◆ Problem requirements: Below are the records. Gather each line that holds "uptake".

---

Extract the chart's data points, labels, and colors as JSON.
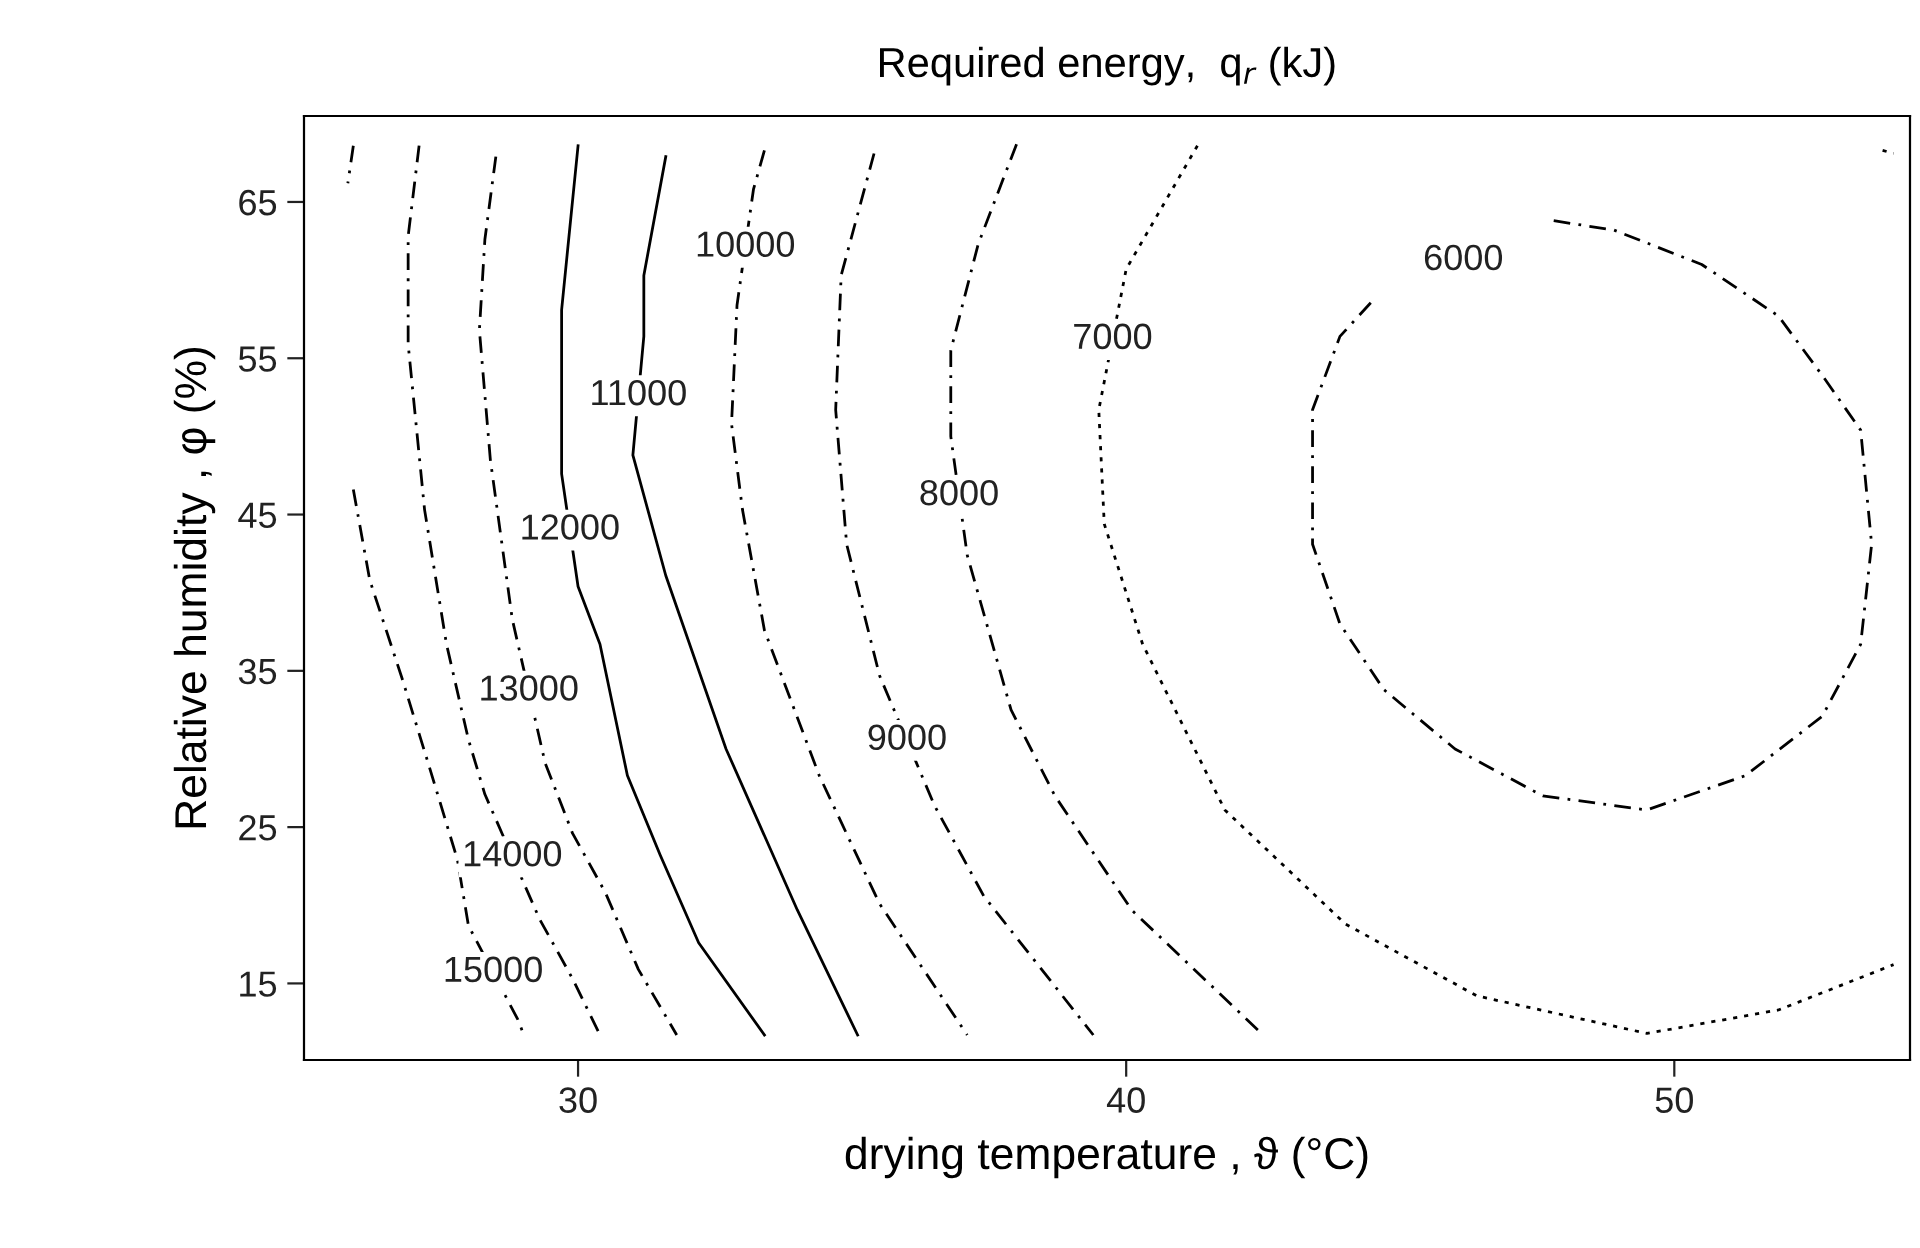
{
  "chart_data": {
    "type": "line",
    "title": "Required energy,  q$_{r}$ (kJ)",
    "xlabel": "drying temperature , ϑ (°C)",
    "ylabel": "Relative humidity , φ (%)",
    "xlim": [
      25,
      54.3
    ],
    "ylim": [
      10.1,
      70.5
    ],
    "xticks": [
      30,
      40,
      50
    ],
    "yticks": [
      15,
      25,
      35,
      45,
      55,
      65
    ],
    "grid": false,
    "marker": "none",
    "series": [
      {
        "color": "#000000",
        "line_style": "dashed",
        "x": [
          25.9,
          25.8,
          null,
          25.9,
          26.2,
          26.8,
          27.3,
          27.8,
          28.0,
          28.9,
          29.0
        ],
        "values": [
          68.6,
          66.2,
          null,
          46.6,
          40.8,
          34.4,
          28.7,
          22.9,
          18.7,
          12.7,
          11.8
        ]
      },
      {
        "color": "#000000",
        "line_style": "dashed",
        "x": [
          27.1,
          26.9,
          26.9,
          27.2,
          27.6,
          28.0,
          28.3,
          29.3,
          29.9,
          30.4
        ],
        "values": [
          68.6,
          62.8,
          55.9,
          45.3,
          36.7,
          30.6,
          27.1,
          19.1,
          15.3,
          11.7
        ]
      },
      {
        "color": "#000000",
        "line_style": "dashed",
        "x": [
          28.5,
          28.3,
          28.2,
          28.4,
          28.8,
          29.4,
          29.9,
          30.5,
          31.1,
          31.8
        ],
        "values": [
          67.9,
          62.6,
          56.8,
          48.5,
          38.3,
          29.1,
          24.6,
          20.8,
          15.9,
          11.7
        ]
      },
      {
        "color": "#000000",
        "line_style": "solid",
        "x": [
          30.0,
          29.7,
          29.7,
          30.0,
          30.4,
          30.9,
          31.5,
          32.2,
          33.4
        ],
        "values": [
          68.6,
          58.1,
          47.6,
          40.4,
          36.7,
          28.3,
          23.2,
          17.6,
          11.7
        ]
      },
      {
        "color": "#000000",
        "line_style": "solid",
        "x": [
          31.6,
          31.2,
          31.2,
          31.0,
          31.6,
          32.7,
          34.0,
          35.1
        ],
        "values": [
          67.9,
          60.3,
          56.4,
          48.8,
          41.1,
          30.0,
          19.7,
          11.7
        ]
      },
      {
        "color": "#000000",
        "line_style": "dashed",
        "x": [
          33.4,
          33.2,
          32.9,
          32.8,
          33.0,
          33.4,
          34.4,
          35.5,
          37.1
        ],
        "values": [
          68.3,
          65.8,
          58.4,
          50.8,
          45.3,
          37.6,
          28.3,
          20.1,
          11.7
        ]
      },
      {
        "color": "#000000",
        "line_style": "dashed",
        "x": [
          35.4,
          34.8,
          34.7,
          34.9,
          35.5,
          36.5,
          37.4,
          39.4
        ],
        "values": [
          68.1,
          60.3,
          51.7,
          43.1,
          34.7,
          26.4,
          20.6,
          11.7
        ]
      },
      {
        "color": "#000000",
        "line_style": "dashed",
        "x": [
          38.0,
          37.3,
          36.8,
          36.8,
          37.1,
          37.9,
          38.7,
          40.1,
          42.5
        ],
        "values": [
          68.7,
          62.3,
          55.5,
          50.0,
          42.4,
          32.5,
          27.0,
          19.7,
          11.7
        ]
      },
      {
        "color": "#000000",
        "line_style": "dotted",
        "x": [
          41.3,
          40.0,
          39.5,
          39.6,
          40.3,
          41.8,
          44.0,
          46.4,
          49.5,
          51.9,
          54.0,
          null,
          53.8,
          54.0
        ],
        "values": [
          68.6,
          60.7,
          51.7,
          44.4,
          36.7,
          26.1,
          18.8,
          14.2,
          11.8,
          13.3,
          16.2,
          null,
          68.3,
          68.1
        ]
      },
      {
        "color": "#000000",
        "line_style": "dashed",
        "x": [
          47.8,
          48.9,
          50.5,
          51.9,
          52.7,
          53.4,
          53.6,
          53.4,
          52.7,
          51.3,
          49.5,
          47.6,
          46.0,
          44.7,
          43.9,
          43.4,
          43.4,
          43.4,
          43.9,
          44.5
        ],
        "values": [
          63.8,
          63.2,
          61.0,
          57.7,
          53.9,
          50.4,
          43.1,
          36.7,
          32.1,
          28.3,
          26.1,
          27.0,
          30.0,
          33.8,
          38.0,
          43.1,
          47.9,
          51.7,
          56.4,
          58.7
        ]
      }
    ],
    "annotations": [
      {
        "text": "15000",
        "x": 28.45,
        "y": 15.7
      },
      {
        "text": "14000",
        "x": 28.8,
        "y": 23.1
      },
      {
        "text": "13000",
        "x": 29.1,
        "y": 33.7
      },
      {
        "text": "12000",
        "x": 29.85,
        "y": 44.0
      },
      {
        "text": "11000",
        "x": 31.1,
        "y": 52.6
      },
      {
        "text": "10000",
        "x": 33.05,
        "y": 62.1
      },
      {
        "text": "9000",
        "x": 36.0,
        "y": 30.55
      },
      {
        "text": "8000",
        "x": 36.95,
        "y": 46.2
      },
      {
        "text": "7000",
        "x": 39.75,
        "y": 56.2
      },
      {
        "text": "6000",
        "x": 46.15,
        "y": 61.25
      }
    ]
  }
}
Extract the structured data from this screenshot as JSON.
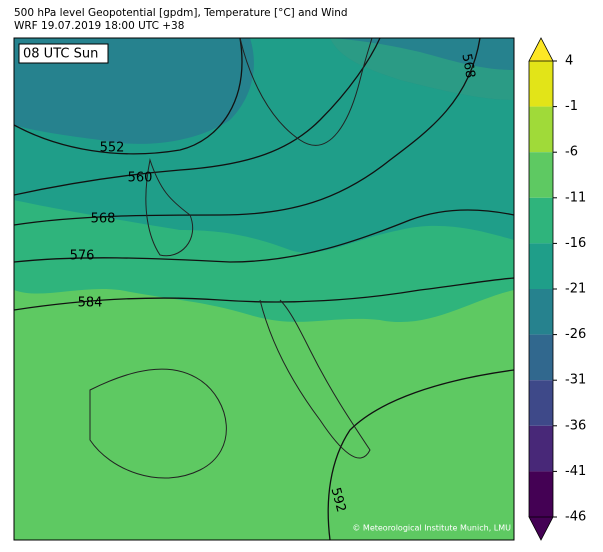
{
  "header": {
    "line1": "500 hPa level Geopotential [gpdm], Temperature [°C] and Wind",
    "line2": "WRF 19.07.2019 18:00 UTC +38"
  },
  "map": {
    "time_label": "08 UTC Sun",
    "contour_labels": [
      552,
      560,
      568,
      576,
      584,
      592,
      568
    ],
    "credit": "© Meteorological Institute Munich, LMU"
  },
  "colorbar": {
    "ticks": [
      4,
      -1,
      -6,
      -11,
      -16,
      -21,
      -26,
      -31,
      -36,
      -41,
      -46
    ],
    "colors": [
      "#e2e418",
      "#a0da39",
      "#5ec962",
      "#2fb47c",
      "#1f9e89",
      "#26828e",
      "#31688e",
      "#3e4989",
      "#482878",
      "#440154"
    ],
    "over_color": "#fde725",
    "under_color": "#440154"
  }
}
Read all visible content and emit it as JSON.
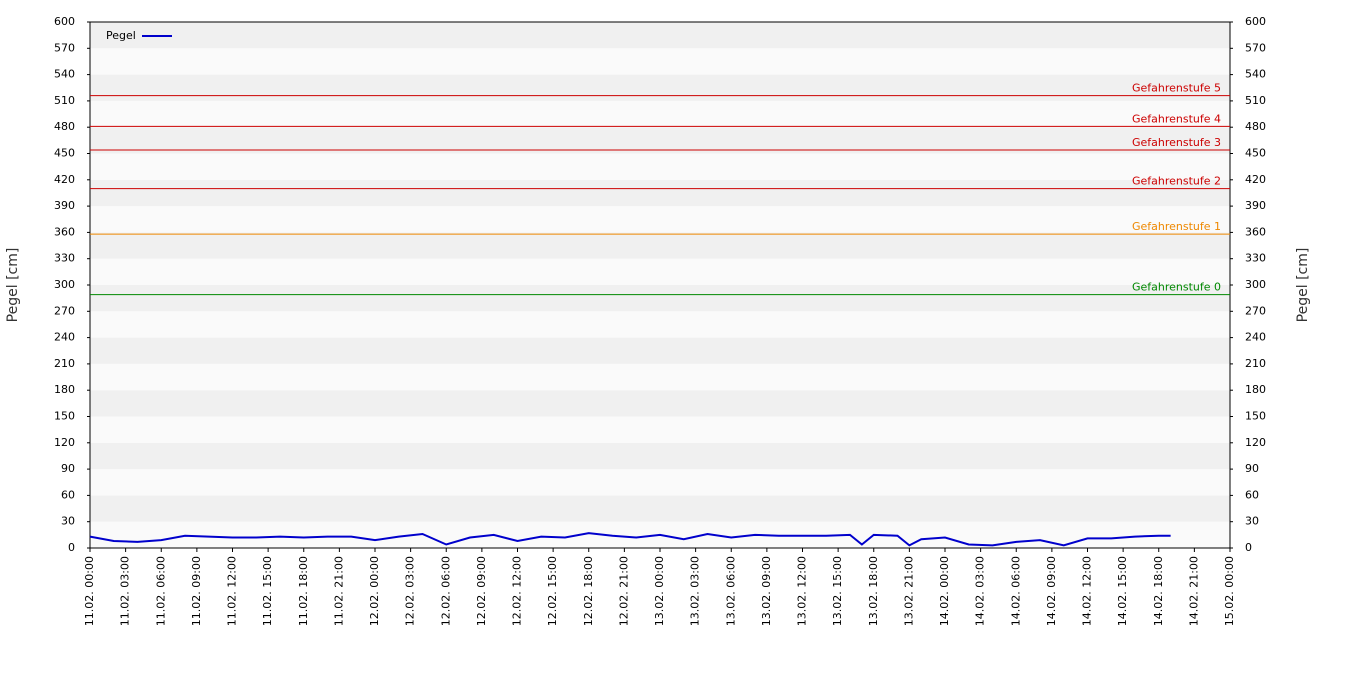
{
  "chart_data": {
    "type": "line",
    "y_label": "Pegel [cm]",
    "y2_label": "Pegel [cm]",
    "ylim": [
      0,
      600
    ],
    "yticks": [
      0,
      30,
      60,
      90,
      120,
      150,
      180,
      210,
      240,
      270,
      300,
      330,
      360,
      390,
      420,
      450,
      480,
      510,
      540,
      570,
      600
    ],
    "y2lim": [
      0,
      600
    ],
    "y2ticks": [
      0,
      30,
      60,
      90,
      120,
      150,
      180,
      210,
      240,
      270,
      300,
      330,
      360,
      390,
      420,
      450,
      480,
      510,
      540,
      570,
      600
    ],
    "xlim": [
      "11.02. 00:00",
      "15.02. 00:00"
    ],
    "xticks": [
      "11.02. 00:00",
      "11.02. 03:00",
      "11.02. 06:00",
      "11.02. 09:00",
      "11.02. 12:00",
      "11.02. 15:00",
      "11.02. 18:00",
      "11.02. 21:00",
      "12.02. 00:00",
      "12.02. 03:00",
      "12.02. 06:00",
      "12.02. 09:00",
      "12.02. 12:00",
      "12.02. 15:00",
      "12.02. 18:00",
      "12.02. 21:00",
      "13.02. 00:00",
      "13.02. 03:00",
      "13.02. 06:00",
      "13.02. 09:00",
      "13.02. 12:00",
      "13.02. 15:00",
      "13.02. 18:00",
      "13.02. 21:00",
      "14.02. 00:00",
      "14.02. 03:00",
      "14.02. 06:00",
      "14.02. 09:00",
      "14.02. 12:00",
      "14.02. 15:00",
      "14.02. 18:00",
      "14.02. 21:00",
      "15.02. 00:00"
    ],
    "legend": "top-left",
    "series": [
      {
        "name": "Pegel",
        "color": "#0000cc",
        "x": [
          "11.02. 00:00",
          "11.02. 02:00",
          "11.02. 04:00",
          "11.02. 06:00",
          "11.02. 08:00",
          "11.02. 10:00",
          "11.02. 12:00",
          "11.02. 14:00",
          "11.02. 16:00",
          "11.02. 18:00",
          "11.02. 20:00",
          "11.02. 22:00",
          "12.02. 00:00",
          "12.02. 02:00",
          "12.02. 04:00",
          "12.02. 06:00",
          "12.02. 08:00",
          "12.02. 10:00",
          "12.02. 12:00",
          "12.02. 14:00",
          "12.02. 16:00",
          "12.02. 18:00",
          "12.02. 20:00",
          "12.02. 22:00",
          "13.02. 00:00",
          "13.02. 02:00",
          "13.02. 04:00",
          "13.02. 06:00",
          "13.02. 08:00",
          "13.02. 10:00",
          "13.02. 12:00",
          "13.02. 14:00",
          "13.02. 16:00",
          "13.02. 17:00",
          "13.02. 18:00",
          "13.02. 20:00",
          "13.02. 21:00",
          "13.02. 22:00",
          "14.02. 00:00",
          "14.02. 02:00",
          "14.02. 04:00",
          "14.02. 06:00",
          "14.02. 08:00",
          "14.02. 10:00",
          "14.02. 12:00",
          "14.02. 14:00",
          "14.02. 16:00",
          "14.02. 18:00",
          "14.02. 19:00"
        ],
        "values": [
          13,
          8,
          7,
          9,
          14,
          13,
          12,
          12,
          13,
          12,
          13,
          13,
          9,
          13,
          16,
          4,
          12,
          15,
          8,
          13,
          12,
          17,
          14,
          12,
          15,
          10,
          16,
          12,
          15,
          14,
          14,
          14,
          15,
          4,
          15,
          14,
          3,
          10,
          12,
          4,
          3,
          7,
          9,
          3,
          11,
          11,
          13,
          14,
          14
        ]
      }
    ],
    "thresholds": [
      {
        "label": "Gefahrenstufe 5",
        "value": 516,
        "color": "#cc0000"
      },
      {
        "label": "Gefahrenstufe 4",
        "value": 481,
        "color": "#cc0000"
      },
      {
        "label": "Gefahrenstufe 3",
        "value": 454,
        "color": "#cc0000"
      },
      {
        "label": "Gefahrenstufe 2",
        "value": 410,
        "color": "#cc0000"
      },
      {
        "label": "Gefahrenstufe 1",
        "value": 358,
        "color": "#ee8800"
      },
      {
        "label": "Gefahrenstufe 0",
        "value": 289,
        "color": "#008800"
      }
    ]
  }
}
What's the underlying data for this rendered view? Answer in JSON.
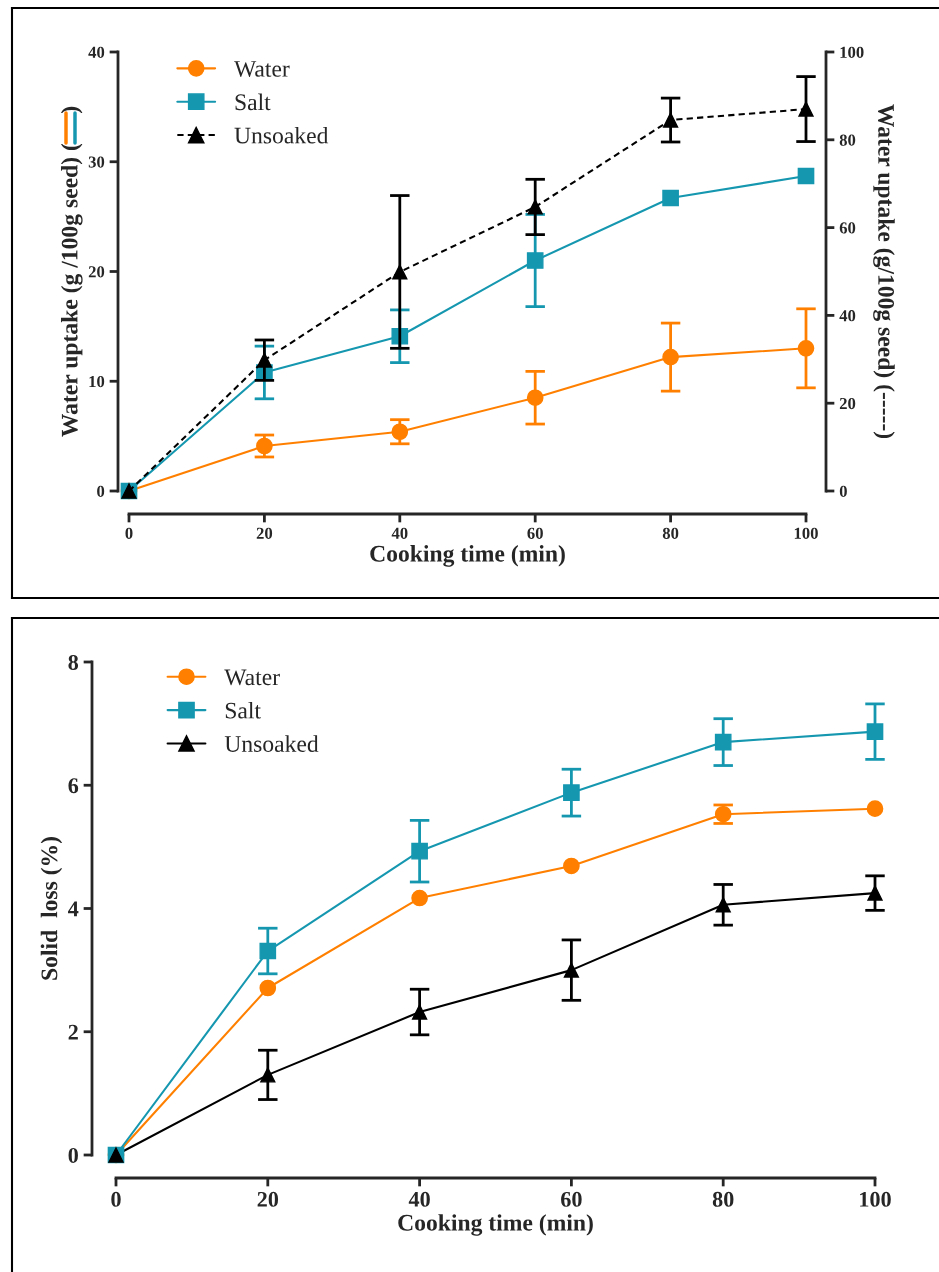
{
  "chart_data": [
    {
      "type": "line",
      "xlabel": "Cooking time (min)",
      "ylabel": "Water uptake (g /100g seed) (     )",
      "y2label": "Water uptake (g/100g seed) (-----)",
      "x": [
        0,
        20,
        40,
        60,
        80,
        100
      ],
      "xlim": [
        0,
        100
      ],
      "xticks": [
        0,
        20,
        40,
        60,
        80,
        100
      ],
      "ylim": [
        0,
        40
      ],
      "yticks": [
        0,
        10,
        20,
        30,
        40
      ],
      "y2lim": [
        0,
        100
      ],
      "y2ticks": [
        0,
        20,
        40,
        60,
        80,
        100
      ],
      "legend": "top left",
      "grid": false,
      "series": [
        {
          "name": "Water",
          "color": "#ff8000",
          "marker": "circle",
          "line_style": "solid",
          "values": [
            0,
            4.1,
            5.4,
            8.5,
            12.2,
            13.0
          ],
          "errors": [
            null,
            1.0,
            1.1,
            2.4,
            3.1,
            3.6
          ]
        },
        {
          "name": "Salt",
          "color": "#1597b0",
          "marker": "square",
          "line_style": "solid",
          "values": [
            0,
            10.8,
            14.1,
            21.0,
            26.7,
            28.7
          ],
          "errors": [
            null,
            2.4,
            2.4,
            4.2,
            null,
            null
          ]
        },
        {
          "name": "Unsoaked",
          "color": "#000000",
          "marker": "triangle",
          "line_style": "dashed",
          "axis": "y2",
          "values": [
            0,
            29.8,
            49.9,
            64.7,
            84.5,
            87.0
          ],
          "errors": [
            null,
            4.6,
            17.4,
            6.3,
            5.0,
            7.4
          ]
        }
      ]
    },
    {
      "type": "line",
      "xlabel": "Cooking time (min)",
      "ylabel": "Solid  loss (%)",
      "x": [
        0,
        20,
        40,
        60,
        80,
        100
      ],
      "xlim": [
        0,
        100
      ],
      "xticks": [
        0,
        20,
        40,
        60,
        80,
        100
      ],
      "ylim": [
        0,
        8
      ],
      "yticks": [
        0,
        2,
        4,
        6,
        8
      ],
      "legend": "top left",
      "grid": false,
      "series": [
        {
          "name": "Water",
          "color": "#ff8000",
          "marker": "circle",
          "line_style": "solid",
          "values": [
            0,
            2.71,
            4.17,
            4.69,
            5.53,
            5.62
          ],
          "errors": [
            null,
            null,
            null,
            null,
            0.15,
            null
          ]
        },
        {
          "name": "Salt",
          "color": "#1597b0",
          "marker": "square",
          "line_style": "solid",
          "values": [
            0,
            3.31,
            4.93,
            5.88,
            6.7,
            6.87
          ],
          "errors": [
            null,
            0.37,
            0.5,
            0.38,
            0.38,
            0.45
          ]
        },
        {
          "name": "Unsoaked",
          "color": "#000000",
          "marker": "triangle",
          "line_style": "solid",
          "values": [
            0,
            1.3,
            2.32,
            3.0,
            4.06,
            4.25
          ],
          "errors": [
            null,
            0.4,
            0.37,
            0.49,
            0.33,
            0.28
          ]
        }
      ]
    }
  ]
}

---

◆ Full solution:
      "ylabel": "Water uptake (g /100g seed) (     )",
      "y2label": "Water uptake (g/100g seed) (-----)",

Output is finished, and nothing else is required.